* _WHAT YOU WILL DO_:
1. Reproduce word for word the stretch of the Facebook essay below from "Remember the1999 movie" through "leave him unpunished.".
2. Carry on the essay about Facebook and addictive substances from its last sentence with a few more paragraphs.

* _EXCERPT_:

· · · · ·

The Most Addictive Substance

Remember the1999 movie The Insider? Russell Crowe plays Jeffrey Wigand, a real-life person who exposed tobacco companies’ practice of putting addictive substances in their products. As you might expect, his revelation of the truth did not leave him unpunished.

Well, the tobacco companies had nothing on Facebook.

See, Big Tobacco made two major mistakes. Number One: they tried to hide their actions — and, despite persistent attempts to scare Wigand into recanting, they eventually paid for their deception. Number Two: the addictive substances that allowed them to make such huge profits were additives, not naturally occurring substances.

Enter Mark Zuckerberg and friends.

You may have noticed that “top commenters” on popular Facebook pages now have diamonds next to their names — badges of honor indicating to all other commenters that wit and insight, cleverly wielded, can earn you internet fame and, more importantly, LIKES. Facebook is, in fact, constantly introducing new ways of reminding you that YOU ARE JUST SO IMPORTANT AND POPULAR AND SPECIAL!!! Some examples:

• Help more people to see your brilliant post by adding a colorful background!

• Make sure you show up first on the feed by “adding to your story'”!

· · · · ·

* _PROVIDED MATERIAL_:
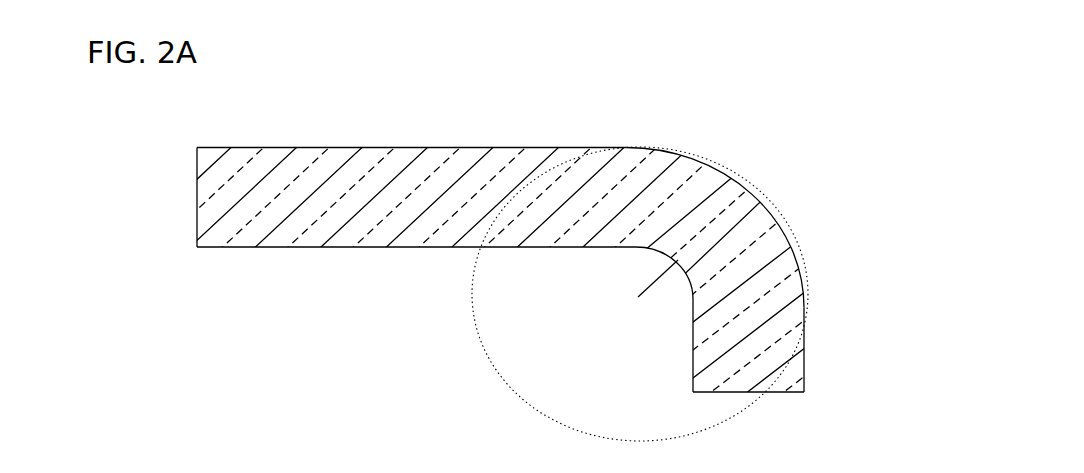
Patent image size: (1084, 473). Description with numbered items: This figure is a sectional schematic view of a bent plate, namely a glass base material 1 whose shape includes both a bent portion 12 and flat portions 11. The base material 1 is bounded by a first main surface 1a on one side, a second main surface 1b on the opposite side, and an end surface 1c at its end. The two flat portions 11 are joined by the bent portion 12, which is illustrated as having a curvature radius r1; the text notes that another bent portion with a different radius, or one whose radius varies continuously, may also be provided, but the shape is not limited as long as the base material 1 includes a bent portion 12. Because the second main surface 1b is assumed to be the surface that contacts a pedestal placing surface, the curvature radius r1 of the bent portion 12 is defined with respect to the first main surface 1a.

The base material 1 is at (755, 119).
The first main surface 1a is at (372, 148).
The second main surface 1b is at (368, 248).
The end surface 1c is at (717, 392).
The flat portion 11 is at (513, 258).
The bent portion 12 is at (638, 317).
The curvature radius r1 is at (645, 295).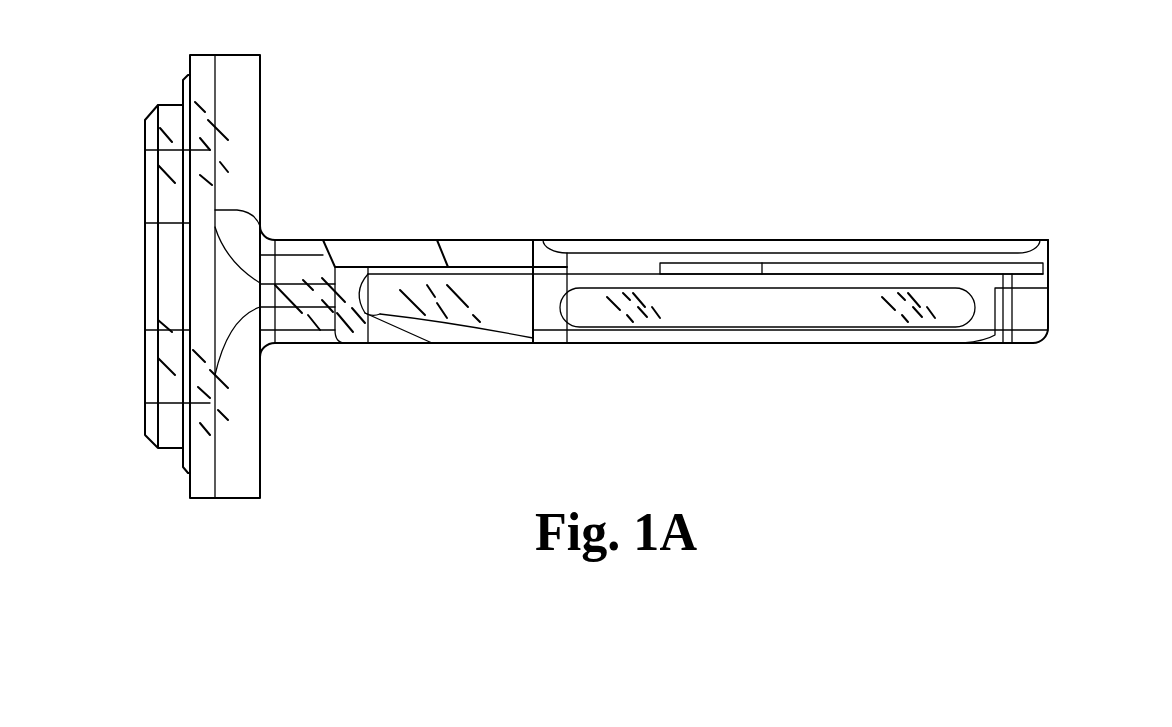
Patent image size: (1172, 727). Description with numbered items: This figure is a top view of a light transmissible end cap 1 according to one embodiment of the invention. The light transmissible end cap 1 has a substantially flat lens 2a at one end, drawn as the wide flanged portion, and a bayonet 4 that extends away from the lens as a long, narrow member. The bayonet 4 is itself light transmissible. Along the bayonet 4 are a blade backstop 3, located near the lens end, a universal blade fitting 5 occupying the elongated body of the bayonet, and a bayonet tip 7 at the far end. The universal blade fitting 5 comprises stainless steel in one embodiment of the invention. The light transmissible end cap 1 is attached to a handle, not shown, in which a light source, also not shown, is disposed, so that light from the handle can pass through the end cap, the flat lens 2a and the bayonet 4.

The light transmissible end cap 1 is at (152, 145).
The substantially flat lens 2a is at (242, 143).
The blade backstop 3 is at (402, 247).
The bayonet 4 is at (453, 322).
The universal blade fitting 5 is at (782, 280).
The bayonet tip 7 is at (1048, 308).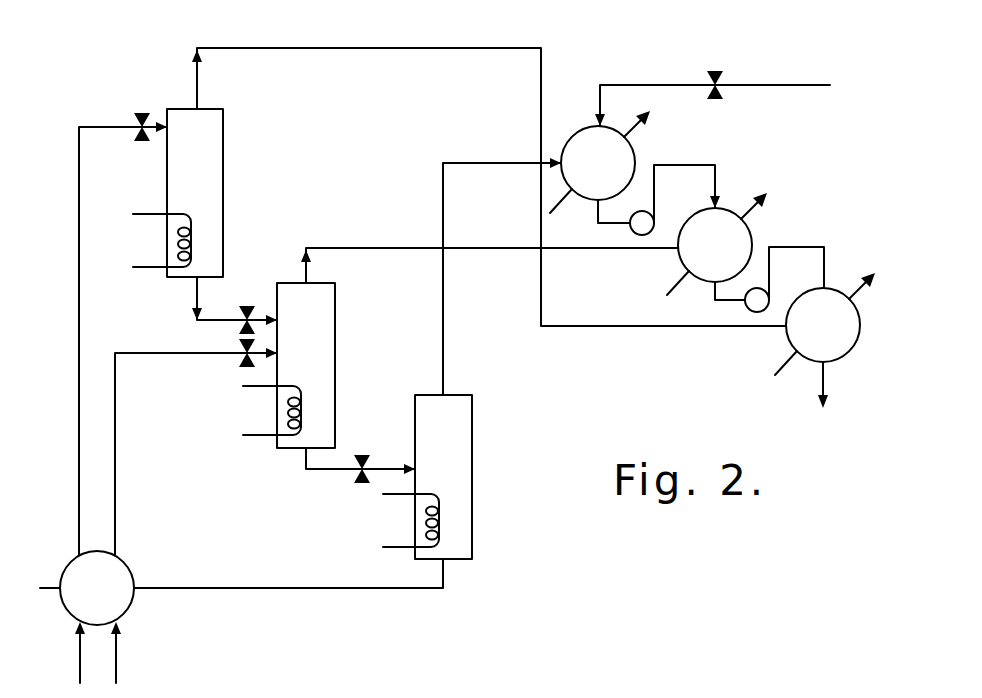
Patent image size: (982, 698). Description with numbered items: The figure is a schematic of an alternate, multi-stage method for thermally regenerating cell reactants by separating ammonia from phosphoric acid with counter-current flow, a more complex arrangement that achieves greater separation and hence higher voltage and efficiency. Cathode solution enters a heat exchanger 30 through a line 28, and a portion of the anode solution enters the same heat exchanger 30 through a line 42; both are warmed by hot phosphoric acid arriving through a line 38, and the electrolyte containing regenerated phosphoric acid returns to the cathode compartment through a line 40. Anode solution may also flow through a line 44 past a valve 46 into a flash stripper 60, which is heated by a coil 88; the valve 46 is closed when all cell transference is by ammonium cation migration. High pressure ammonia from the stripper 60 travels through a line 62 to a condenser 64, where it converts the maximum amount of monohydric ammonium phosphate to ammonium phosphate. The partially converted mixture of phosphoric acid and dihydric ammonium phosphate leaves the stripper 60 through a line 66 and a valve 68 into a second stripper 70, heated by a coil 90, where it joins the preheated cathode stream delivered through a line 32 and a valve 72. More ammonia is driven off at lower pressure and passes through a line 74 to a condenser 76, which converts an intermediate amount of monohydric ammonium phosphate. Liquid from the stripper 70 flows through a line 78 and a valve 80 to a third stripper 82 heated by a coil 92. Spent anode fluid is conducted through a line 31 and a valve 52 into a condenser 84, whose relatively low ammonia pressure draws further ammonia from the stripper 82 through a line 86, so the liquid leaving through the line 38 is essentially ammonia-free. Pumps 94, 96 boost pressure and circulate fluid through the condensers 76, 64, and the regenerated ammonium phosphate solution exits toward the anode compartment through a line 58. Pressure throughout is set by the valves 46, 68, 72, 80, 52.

The line 28 is at (117, 666).
The heat exchanger 30 is at (112, 605).
The line 31 is at (805, 84).
The line 32 is at (165, 352).
The line 38 is at (353, 590).
The line 40 is at (52, 586).
The line 42 is at (78, 666).
The line 44 is at (79, 208).
The valve 46 is at (140, 112).
The valve 52 is at (705, 72).
The line 58 is at (826, 381).
The flash stripper 60 is at (209, 165).
The line 62 is at (352, 47).
The condenser 64 is at (858, 334).
The line 66 is at (233, 323).
The valve 68 is at (247, 306).
The stripper 70 is at (319, 340).
The valve 72 is at (240, 365).
The line 74 is at (383, 248).
The condenser 76 is at (750, 228).
The line 78 is at (313, 472).
The valve 80 is at (363, 454).
The stripper 82 is at (457, 445).
The condenser 84 is at (630, 153).
The line 86 is at (443, 184).
The coil 88 is at (152, 212).
The coil 90 is at (260, 438).
The coil 92 is at (387, 546).
The pump 94 is at (652, 229).
The pump 96 is at (768, 306).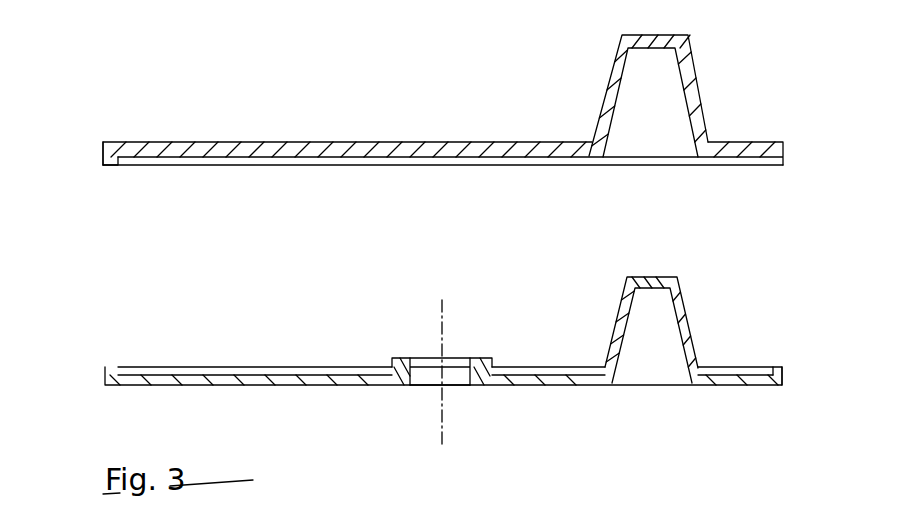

· · · · ·

* _OUTPUTS IN ORDER_:
1.
Remember the1999 movie The Insider? Russell Crowe plays Jeffrey Wigand, a real-life person who exposed tobacco companies’ practice of putting addictive substances in their products. As you might expect, his revelation of the truth did not leave him unpunished.

2.
• Look at this video we at FB headquarters have made highlighting the times your witty posts and delightful pictures got SO MUCH LOVE!

• Earn the coveted Top Commenter Diamond by spending EVEN MORE time crafting comments that reveal to others in your online community just how darn smart you are!

Genius.

No subliminal messages, nothing hush-hush: just repeated, varied, and blatant appeals to the most basic human temptation…i.e., the desire to place ourselves at the very center of the universe. A desire so strong that fulfillment of it releases dopamine, a pleasurable AND ADDICTIVE substance produced by our own bodies.

Friends, I am highly susceptible to this temptation. I doubt that I’m alone. And so I simply urge you: RESIST IT.

I’m not suggesting that you quit Facebook entirely; whether that’s necessary is a question only you can answer for yourself. But read Philippians 2. Read Jesus’ words about humility and servanthood sprinkled throughout the Gospels. Let the message of Romans 12:10 — “give preference to one another in honor” — be hidden in your heart, guiding your daily interactions and choices, pushing away the temptation to affirm your own preeminence in the world.

Pride is insidious, and comes in many guises. Keep watch — and return again and again, not to the shallow and briefly satisfying well of Facebook, but to the ever-springing well of God’s Word.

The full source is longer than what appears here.